Start of Data supplied

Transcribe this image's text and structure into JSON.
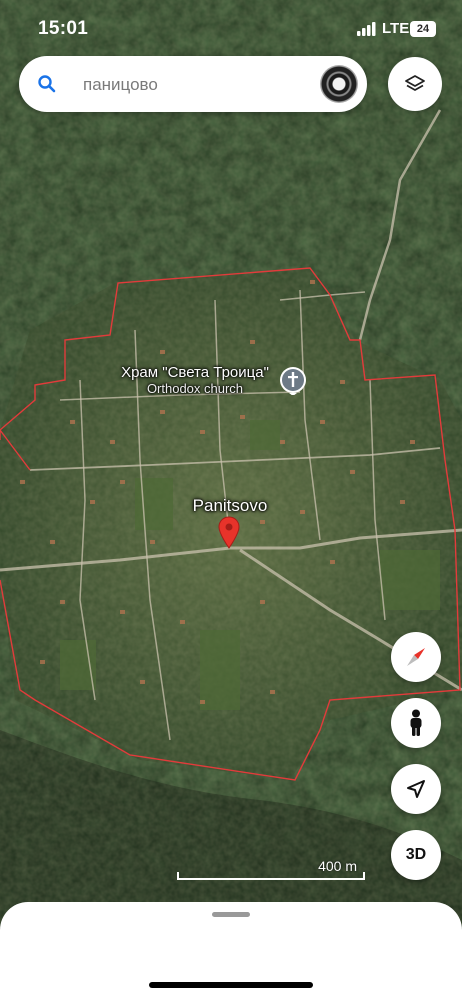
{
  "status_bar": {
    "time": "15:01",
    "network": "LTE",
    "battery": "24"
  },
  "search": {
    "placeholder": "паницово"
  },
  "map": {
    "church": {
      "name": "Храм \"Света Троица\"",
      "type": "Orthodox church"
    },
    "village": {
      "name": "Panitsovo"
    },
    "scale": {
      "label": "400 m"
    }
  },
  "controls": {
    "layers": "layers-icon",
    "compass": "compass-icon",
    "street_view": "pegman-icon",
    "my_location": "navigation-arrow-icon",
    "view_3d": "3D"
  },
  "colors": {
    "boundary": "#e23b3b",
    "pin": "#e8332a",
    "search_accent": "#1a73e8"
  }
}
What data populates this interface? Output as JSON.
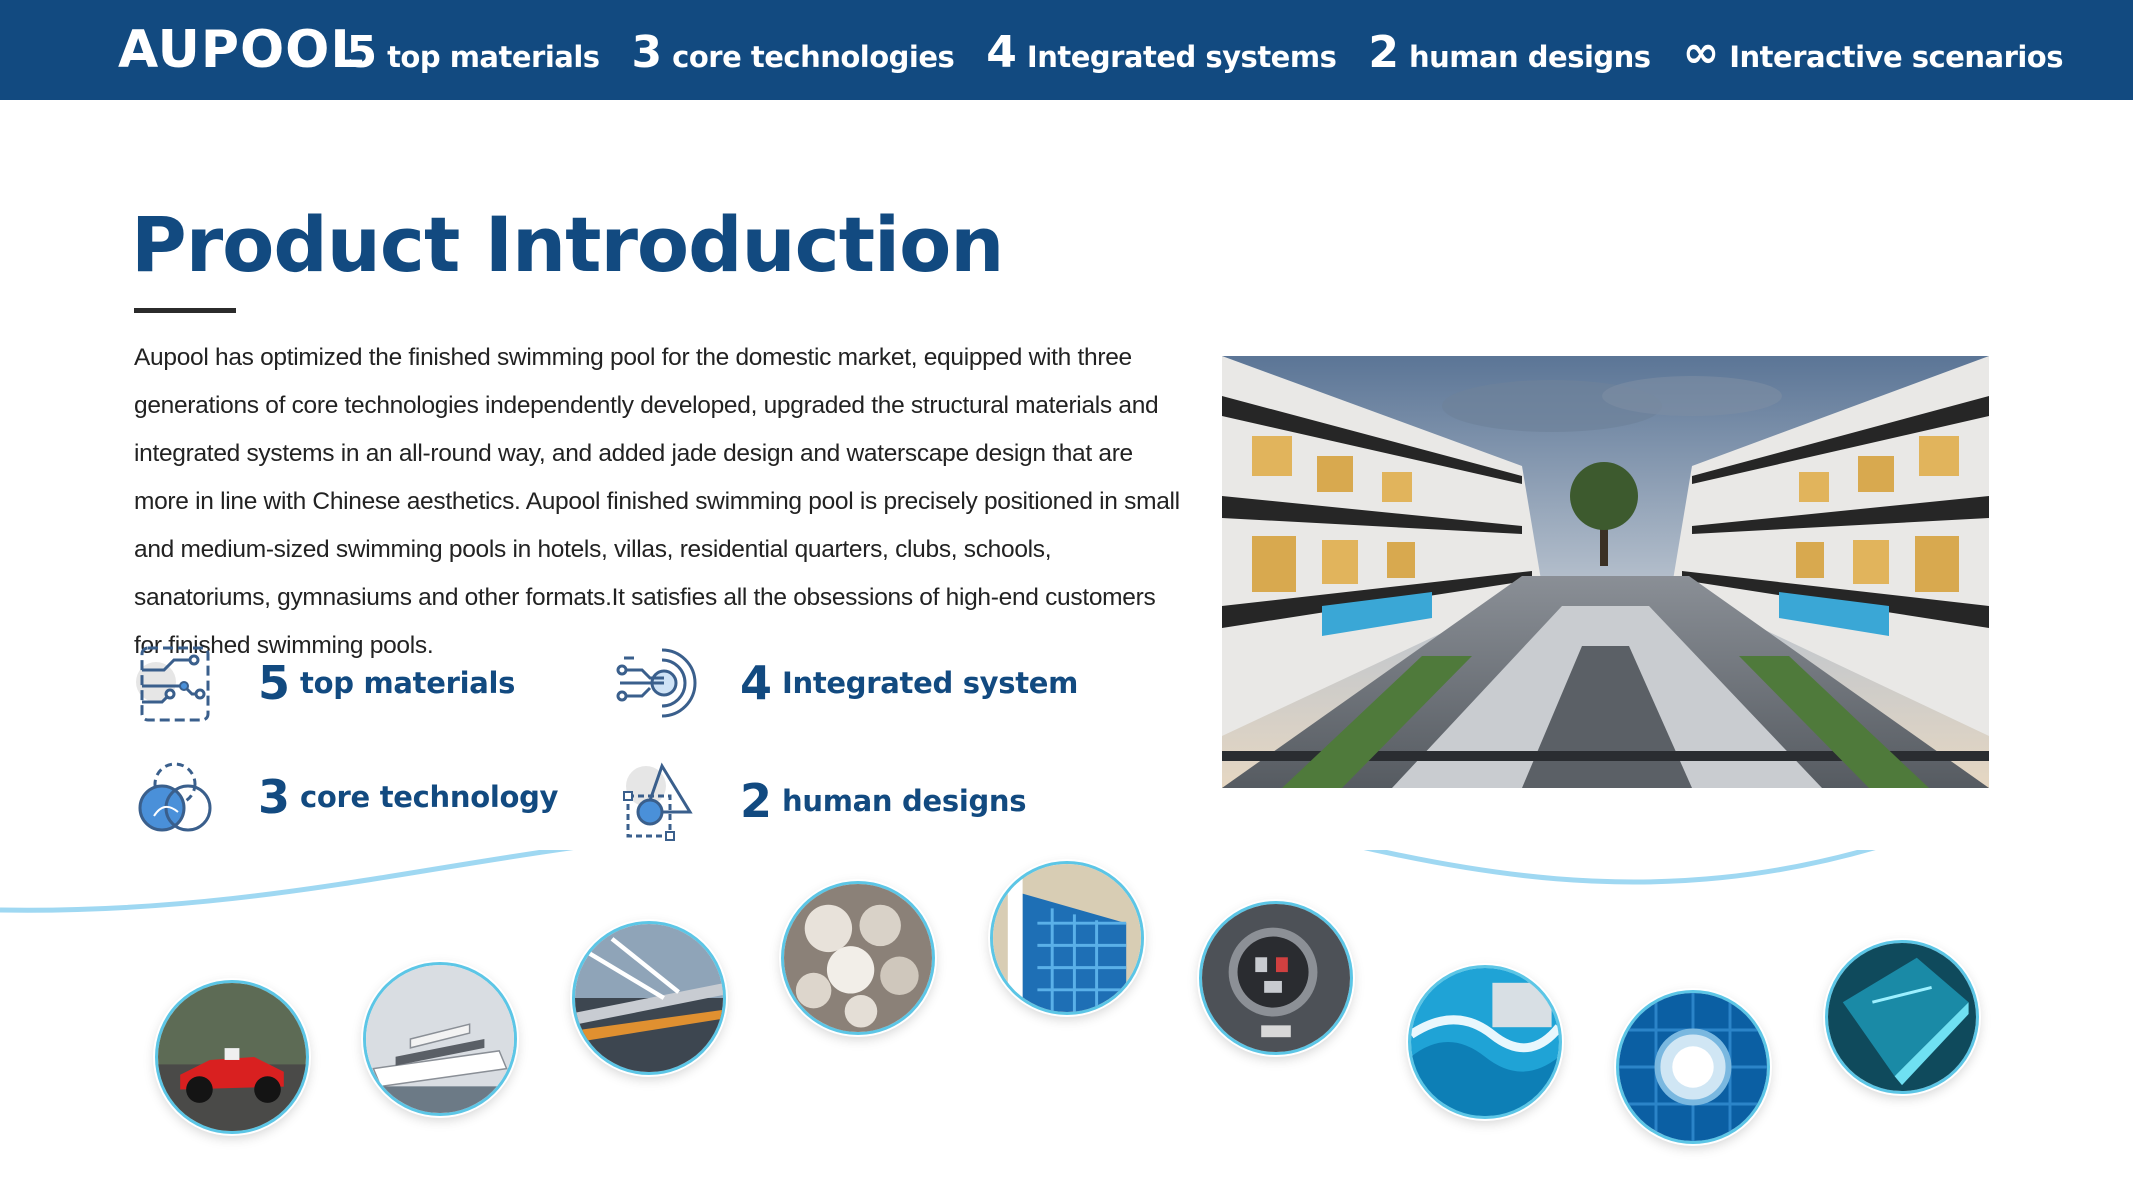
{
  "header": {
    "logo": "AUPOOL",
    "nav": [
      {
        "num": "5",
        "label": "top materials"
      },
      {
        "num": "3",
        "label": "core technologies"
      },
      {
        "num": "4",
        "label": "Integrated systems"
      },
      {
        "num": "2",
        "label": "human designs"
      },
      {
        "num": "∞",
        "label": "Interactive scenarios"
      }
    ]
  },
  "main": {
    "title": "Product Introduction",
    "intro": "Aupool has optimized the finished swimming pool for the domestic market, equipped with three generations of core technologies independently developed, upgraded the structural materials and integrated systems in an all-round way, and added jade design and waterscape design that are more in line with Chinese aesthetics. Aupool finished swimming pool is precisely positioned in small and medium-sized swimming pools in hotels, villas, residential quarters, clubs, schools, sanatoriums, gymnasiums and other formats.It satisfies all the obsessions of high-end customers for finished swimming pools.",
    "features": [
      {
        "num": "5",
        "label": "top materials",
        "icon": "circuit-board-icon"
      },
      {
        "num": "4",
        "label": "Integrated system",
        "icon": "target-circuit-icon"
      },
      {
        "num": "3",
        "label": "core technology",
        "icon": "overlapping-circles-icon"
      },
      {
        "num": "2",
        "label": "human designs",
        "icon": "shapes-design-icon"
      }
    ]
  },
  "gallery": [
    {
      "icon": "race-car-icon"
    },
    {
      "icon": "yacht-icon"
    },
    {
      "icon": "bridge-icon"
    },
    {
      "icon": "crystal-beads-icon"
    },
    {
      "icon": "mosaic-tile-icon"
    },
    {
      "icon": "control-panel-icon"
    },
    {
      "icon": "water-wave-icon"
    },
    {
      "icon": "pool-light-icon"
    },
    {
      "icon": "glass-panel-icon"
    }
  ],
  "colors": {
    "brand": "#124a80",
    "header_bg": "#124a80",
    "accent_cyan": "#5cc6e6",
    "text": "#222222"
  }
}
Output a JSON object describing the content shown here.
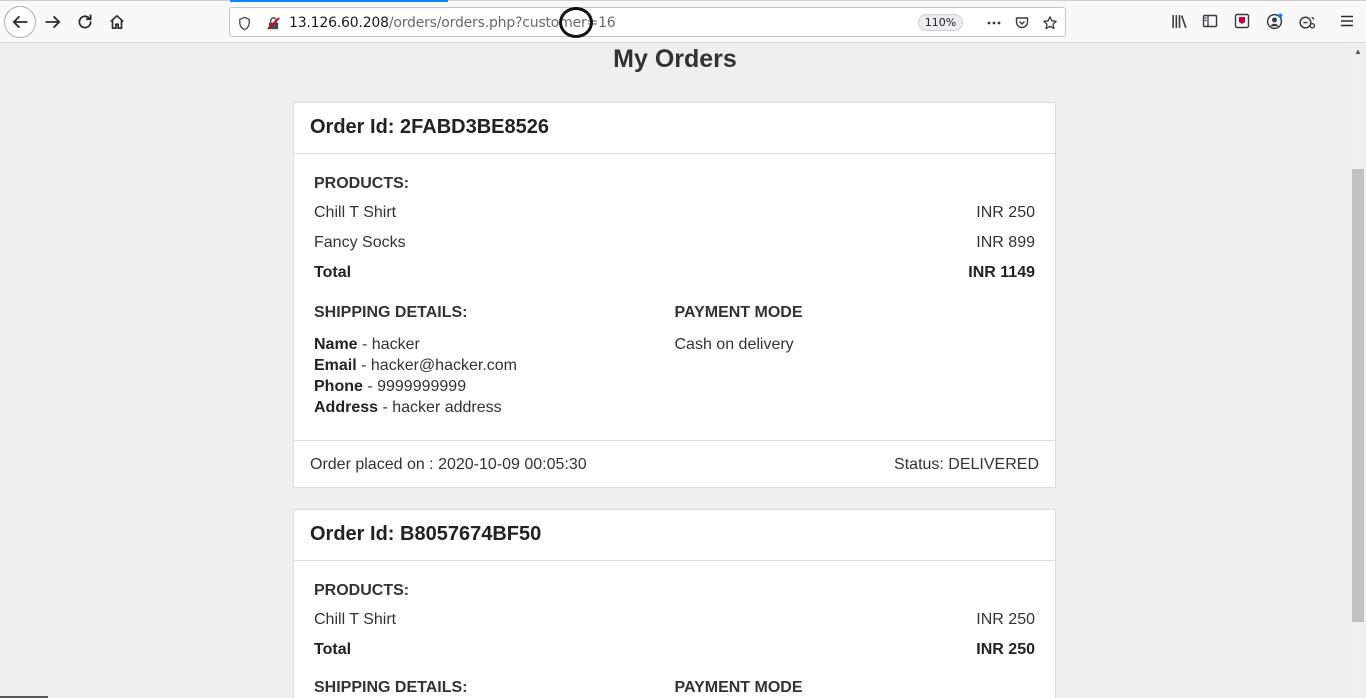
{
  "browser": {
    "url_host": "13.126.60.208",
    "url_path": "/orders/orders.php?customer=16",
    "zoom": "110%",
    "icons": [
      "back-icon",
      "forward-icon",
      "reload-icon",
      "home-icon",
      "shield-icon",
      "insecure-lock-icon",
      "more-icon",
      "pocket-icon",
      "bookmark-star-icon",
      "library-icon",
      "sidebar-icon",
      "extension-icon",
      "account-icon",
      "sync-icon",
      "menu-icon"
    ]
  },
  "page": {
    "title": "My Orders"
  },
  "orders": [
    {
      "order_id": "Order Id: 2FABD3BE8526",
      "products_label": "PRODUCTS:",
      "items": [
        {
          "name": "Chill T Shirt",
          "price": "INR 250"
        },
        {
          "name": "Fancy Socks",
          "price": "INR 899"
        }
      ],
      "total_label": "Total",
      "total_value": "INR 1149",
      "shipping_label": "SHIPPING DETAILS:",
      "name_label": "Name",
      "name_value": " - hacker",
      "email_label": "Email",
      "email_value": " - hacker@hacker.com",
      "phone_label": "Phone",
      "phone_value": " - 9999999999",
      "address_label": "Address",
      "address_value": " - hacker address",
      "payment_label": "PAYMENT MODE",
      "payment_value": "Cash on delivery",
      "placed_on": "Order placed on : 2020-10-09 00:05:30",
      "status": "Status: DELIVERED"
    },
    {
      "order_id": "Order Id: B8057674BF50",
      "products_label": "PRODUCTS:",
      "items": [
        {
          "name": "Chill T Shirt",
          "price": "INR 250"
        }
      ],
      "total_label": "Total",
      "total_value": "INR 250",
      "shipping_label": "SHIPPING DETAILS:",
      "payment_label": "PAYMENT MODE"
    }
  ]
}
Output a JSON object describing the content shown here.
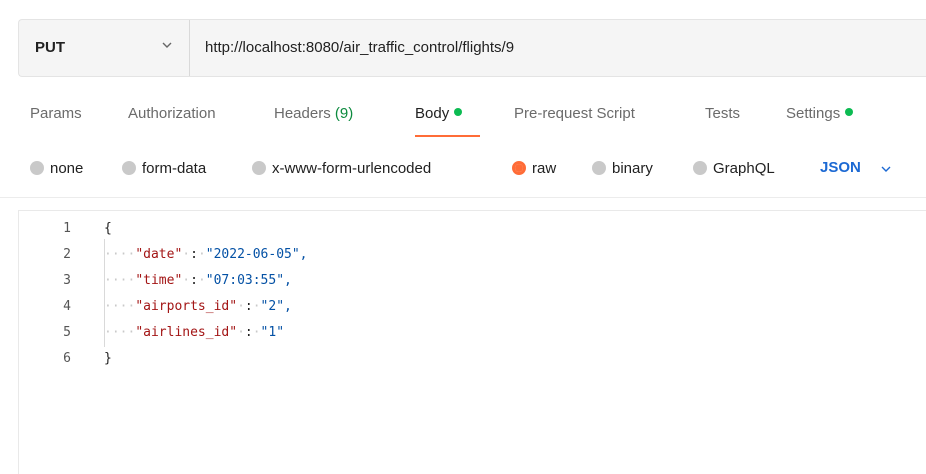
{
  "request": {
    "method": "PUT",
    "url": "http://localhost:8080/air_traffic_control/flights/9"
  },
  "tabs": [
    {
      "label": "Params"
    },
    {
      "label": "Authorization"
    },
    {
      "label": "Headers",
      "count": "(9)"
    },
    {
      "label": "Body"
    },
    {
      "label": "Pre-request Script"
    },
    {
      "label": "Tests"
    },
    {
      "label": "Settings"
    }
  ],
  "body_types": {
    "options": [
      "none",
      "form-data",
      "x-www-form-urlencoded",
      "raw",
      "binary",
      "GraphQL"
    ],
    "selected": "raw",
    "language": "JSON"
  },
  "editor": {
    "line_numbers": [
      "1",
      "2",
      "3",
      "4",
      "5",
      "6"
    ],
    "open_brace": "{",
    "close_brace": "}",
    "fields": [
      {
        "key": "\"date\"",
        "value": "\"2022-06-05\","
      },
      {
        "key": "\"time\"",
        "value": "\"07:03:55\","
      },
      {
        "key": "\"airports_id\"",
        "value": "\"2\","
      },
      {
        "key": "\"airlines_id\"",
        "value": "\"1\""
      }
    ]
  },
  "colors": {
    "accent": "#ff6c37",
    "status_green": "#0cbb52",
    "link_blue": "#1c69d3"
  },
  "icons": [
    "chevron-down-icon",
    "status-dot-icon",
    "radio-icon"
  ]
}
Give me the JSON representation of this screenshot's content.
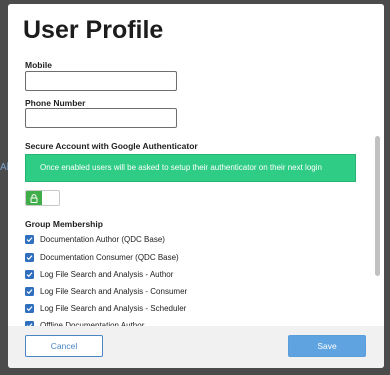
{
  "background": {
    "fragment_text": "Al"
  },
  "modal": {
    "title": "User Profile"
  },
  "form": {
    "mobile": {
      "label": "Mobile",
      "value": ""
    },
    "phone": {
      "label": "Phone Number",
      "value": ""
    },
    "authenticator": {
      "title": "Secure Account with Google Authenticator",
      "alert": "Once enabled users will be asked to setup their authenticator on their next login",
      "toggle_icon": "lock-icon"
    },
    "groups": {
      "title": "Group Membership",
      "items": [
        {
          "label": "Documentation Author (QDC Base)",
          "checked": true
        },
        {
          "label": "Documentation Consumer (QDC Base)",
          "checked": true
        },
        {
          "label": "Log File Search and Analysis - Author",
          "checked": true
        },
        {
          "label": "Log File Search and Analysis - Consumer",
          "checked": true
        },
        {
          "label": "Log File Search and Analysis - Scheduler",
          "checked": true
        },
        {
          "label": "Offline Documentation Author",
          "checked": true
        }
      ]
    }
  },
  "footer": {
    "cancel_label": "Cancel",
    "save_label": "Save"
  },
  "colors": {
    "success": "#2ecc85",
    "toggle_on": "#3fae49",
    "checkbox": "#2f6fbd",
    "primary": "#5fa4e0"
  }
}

End of Data supplied

(What this task involves): Each line that holds the word "Documentation" should be extracted from the records.

(Solved problem):
          "label": "Documentation Author (QDC Base)",
          "label": "Documentation Consumer (QDC Base)",
          "label": "Offline Documentation Author",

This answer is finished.